_To do_: Return a copy of each line that holds the string "JSON".

(Dataset items)

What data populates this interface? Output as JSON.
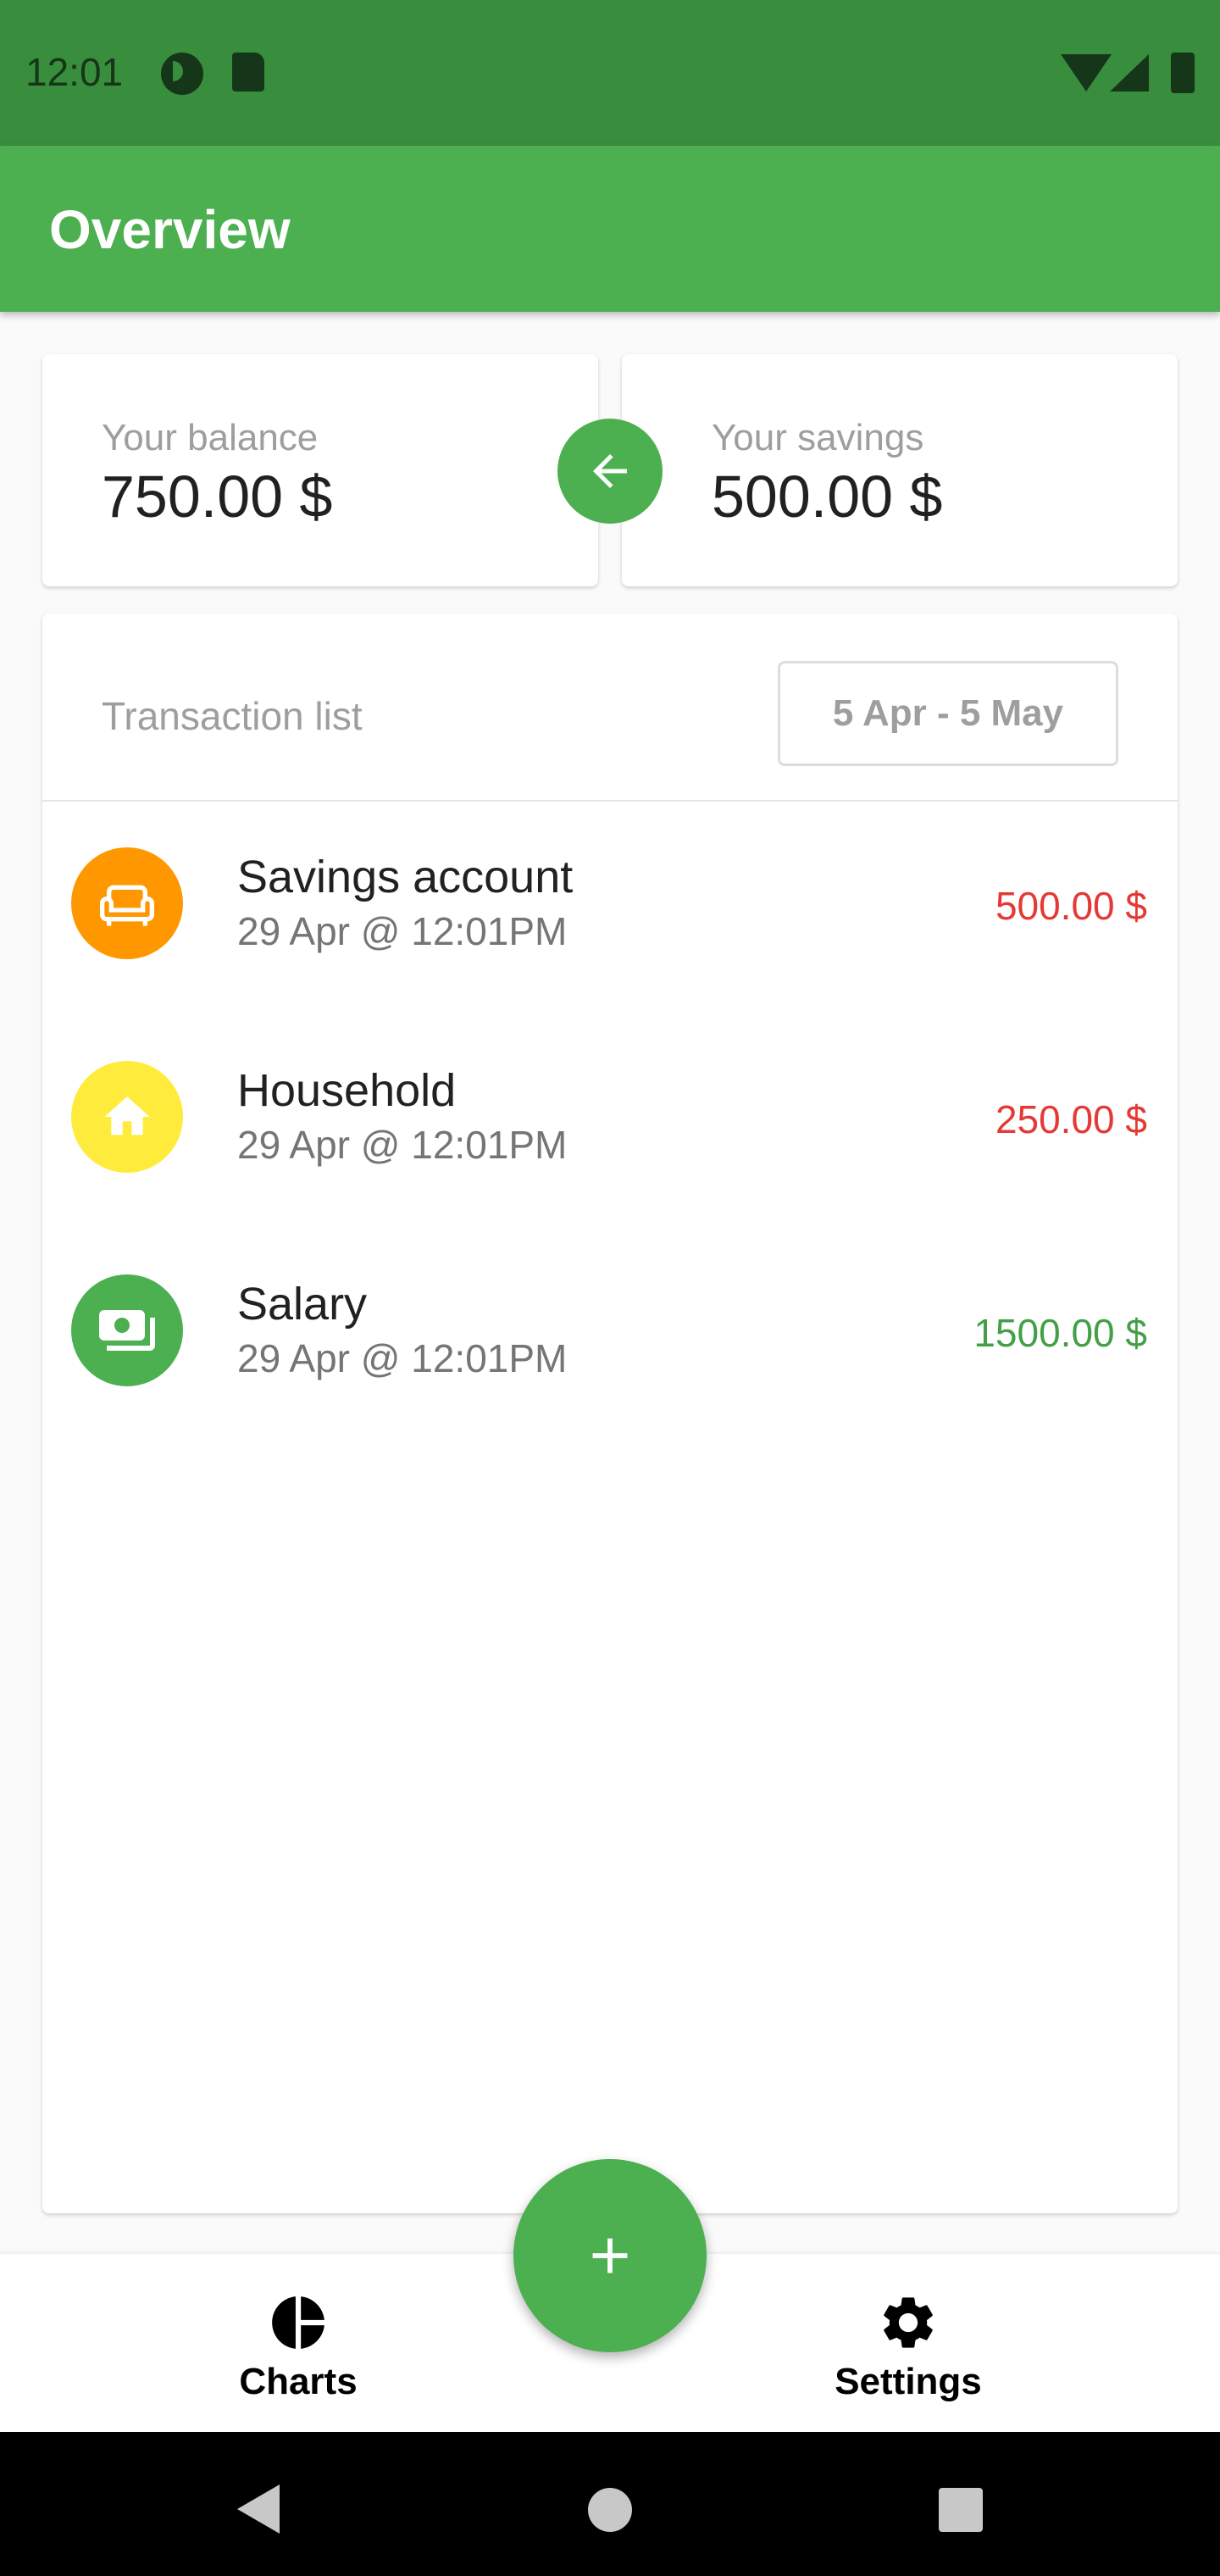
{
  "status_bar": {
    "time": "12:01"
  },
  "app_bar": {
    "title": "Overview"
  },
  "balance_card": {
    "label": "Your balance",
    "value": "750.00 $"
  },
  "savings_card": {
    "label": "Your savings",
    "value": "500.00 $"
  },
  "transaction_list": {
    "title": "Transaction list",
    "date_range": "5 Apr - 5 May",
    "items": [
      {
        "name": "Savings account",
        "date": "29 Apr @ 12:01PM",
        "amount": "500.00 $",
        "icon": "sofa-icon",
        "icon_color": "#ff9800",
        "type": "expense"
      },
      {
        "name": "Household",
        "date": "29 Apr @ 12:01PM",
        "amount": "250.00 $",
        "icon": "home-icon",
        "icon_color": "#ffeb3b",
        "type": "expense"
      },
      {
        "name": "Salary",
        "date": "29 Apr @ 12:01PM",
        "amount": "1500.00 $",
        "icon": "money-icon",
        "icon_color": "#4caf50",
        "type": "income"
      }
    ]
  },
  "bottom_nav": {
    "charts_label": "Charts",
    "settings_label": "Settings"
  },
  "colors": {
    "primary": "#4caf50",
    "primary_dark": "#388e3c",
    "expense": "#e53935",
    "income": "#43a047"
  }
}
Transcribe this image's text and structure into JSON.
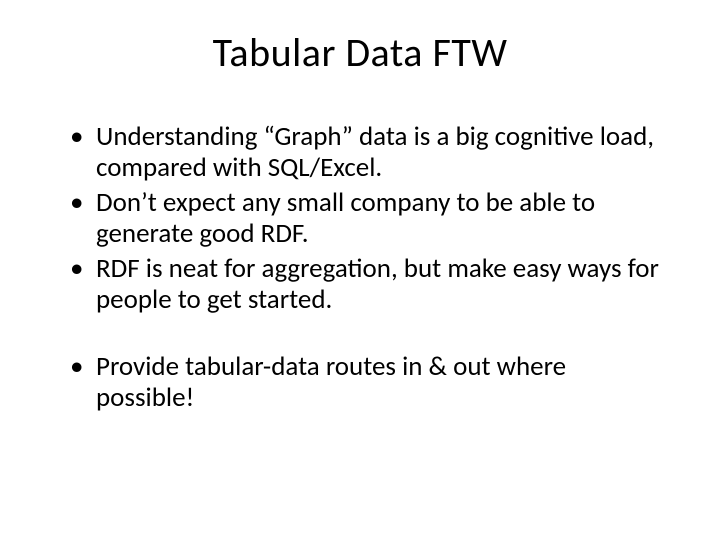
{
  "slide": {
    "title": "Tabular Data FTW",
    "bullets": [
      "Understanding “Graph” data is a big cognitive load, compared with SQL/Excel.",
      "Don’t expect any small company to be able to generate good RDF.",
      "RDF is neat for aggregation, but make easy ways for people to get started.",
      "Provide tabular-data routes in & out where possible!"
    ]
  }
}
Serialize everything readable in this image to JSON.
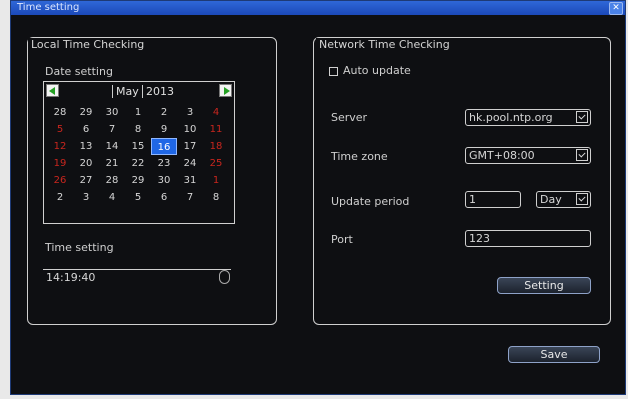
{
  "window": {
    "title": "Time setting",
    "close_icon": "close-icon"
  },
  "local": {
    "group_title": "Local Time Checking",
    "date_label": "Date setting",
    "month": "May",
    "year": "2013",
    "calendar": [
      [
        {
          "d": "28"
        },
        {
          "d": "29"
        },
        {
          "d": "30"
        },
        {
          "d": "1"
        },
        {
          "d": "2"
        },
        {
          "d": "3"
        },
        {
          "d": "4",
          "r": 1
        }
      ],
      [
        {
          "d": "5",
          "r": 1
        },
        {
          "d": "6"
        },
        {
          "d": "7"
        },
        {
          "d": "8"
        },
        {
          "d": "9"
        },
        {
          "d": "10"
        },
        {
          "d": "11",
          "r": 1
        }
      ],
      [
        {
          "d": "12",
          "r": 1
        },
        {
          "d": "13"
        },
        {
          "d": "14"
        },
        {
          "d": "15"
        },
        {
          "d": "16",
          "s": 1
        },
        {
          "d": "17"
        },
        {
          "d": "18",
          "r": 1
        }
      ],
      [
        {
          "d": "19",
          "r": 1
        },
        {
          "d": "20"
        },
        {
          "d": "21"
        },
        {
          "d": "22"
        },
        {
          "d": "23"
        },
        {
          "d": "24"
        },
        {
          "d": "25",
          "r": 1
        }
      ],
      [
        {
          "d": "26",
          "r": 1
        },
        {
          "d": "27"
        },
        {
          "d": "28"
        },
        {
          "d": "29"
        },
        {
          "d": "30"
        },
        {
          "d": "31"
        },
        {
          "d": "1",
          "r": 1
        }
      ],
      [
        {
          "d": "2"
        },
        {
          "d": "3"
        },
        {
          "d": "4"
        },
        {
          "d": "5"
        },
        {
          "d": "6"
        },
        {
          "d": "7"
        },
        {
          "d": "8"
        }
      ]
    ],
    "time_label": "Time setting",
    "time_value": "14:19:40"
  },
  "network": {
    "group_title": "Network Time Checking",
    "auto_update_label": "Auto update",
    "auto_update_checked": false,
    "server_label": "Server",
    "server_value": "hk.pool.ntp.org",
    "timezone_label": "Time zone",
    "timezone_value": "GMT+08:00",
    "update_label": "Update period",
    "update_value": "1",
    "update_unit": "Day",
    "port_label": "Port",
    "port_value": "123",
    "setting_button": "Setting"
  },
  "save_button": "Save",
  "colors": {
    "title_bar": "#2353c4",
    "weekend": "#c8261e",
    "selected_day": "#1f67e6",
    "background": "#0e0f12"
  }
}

_Response_:
What data populates this interface? Output as JSON.
Transcribe this image's text and structure into JSON.
Serialize everything readable in this image to JSON.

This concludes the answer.